• Exercise goal
Scan the listing that follows and report how many lines contain "xlabel". Write the number alone.

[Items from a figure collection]

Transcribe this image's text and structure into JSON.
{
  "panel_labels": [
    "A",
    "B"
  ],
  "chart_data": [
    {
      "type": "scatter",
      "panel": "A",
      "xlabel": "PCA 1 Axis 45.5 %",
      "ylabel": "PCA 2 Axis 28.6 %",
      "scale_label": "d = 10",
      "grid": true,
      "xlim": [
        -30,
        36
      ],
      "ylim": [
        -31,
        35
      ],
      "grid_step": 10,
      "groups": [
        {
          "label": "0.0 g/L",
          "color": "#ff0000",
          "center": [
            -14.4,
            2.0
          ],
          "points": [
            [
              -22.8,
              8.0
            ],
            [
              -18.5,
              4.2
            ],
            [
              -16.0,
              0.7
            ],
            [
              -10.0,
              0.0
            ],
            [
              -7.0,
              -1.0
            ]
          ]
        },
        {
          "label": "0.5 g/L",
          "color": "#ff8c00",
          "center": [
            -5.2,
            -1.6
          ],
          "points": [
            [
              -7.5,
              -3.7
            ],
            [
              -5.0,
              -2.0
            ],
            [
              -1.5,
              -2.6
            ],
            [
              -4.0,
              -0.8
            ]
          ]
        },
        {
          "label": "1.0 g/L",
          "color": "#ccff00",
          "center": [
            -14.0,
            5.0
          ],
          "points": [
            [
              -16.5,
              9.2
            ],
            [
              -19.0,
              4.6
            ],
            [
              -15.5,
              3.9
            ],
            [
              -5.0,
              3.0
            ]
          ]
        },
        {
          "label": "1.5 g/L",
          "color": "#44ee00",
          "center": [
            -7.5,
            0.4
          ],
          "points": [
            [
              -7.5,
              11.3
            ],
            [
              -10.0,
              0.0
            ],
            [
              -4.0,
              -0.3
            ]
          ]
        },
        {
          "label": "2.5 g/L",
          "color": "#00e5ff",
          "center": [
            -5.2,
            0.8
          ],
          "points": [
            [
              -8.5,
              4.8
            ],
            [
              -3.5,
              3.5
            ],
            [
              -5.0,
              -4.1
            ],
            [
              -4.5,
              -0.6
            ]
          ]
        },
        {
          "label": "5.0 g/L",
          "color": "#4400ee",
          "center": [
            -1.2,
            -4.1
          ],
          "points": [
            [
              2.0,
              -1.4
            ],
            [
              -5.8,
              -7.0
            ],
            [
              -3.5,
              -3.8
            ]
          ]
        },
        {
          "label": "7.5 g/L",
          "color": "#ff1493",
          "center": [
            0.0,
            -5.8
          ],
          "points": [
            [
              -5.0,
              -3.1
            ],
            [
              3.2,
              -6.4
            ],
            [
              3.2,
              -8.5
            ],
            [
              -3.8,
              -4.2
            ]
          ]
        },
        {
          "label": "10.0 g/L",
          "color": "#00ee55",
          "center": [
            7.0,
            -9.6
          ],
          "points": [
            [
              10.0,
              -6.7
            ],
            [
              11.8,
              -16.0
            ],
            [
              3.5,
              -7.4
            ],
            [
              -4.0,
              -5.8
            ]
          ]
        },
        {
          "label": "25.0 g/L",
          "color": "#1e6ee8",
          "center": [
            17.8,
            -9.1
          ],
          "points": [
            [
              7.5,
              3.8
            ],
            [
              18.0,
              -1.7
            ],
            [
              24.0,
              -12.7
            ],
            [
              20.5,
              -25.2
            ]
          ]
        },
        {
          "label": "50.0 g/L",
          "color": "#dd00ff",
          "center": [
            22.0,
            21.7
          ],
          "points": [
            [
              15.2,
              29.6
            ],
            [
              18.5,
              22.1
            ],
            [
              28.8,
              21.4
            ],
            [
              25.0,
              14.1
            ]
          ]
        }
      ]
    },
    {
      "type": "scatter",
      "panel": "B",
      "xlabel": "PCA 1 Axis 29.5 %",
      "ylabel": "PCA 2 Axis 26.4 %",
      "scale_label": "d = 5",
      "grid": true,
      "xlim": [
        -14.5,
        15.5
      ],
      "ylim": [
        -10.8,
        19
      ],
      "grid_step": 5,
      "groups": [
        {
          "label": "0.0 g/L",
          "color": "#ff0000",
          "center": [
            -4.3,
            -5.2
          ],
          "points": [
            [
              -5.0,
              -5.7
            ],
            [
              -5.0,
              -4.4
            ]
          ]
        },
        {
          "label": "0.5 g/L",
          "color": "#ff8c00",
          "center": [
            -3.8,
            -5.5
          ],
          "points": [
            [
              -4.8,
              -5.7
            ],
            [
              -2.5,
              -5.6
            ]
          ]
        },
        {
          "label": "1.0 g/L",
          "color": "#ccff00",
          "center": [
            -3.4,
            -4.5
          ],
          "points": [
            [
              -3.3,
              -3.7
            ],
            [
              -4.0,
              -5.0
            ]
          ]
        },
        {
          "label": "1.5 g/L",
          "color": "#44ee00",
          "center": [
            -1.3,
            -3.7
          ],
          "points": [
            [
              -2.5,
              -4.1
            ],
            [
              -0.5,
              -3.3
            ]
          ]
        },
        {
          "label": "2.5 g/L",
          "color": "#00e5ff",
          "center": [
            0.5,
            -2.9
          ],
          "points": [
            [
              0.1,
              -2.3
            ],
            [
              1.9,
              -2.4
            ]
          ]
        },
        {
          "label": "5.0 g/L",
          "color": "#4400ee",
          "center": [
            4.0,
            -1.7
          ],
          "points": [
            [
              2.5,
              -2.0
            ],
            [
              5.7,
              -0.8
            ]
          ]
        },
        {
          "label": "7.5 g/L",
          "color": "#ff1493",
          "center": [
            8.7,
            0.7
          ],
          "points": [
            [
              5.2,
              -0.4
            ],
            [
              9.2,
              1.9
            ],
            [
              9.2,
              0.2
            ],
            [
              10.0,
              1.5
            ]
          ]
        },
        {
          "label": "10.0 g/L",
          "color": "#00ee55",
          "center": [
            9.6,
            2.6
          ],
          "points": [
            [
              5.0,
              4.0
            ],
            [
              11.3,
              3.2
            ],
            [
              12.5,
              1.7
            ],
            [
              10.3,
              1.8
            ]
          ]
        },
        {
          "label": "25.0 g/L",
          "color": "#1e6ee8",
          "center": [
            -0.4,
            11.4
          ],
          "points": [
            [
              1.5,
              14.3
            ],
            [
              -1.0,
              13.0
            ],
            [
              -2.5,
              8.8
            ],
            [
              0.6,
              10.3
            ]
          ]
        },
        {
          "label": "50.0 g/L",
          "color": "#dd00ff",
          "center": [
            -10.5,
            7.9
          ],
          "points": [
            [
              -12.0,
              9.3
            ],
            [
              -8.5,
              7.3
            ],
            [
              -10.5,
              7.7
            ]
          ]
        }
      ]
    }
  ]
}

• Expected answer
2